SUPPLIED PASSAGE:
===
0

I am trying to update my webscraping scripts as the site (https://covid19.gov.vn/) have updated but I can't for my life found out how to parse these elements. Inspecting the elements it seems like it is there as usual but I cannot parse it with BeautifulSoup. My initial attempts include using Playwright and tried again but I still couldn't scrape it correctly. Viewing the source it's almost like the elements is not there at all. Can anyone with more knowledge about HTML and webscraping explain to me how this works? I'm pretty much stuck here

This is basically my last attempt before I gave up looking at the page source:

from bs4 import BeautifulSoup as bs
import requests
from playwright.sync_api import sync_playwright


with sync_playwright() as p:
    browser = p.chromium.launch()
    page = browser.new_page()
    page.goto("https://covid19.gov.vn/")
    page_content = page.content()
    soup = bs(page_content, features="lxml")
    test = soup.findAll('div', class_ = "content-tab show", id="vi")
    print(test)
    browser.close()

My idea was to scrape and just iterate through all the content inside. But well, it doesn't work. Much appreciated if anyone can help me with this! Thanks!

schlong
  • 3
  • 2

1 Answers1

0

Try the code below - it is based on HTTP GET call that fetch the data you are looking for.

import requests

r = requests.get('https://static.pipezero.com/covid/data.json')
if r.status_code == 200:
    data = r.json()
    print(data['total']['internal'])

output

{'death': 17545, 'treating': 27876, 'cases': 707436, 'recovered': 475343}
balderman
  • 22,927
  • 7
  • 34
  • 52
===
In the forum thread, rewrite the part that opens with the words containing "browser.close()" and closes with "are looking for.", changing "scrape" to "parse". The entries after this thread are not needed.
===
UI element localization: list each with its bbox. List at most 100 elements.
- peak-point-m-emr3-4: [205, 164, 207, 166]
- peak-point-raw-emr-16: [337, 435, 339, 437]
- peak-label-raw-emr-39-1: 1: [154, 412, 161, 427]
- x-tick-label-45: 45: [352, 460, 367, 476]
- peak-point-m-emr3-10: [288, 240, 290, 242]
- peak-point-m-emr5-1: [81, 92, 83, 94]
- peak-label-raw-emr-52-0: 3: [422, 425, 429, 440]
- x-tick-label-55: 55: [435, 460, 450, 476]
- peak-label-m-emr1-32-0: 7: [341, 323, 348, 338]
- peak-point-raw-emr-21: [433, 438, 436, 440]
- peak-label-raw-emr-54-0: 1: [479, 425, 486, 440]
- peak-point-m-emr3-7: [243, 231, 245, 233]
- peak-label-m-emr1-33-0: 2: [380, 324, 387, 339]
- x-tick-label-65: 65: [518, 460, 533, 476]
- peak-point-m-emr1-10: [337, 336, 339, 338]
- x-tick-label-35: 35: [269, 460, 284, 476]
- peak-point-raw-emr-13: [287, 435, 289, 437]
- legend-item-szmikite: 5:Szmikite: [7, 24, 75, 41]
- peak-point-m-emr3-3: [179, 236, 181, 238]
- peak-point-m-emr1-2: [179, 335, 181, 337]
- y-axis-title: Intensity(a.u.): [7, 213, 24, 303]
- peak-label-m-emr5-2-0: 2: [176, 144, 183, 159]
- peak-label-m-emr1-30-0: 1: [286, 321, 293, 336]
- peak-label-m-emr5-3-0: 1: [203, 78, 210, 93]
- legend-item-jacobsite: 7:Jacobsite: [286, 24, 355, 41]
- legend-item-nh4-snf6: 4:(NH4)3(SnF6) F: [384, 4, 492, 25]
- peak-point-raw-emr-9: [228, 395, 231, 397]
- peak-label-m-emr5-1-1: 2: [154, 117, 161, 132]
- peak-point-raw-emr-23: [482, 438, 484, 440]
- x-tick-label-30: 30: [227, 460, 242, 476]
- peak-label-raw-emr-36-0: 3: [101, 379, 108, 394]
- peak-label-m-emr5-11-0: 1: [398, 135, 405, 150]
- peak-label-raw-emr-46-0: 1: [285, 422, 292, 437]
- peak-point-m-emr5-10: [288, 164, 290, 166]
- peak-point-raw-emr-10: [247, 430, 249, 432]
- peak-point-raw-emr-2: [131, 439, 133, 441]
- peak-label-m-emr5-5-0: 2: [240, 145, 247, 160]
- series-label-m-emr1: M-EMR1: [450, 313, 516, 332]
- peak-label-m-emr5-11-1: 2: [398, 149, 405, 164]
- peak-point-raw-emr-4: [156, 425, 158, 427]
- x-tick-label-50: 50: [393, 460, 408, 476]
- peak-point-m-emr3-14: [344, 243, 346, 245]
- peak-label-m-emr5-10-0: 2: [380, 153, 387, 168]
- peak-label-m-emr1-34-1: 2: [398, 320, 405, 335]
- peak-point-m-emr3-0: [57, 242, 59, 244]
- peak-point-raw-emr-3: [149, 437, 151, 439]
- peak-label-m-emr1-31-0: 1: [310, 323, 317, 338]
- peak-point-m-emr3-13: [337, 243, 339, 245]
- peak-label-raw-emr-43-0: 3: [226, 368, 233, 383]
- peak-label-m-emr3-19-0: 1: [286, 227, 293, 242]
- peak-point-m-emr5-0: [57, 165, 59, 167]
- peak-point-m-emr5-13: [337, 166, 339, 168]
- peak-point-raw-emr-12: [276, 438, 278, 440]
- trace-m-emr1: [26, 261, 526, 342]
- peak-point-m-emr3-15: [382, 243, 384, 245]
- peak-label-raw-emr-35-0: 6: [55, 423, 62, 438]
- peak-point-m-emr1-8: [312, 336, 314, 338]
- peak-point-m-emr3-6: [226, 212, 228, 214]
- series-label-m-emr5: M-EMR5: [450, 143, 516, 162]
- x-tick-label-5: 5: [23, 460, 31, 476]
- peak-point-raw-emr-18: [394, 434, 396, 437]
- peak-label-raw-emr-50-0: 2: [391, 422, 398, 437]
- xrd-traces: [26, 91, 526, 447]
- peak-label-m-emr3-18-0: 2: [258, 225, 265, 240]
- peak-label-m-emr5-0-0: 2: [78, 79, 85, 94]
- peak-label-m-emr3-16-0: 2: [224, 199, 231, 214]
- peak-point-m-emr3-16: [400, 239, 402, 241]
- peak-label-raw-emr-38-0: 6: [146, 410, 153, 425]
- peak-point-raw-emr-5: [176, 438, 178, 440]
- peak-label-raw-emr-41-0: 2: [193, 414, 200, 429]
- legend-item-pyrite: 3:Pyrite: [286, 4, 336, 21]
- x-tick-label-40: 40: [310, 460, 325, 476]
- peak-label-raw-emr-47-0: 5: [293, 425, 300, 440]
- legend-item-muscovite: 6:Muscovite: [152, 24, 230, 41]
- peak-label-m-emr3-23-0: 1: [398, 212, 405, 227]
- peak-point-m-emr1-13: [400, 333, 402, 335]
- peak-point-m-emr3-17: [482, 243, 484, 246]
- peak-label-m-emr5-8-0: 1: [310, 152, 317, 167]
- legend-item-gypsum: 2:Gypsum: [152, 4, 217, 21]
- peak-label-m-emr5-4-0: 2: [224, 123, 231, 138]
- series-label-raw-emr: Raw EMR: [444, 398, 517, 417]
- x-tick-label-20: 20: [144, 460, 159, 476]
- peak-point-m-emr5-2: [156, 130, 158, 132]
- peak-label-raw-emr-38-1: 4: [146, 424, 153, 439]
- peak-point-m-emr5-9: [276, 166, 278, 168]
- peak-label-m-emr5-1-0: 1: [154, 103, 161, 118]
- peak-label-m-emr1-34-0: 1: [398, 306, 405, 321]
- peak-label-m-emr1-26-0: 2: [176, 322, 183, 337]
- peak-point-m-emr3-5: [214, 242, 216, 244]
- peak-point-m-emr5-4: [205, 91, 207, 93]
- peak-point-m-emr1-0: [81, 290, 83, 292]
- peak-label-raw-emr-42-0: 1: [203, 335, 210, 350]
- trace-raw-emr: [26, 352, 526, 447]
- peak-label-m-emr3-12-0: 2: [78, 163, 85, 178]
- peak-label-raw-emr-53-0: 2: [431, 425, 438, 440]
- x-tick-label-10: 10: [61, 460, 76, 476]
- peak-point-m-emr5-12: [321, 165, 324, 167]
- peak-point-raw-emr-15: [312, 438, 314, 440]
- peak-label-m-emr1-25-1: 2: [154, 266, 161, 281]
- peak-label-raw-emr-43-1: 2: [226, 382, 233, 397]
===
OUTPUT FOR THIS TASK:
browser.close()

My idea was to parse and just iterate through all the content inside. But well, it doesn't work. Much appreciated if anyone can help me with this! Thanks!

schlong
  • 3
  • 2

1 Answers1

0

Try the code below - it is based on HTTP GET call that fetch the data you are looking for.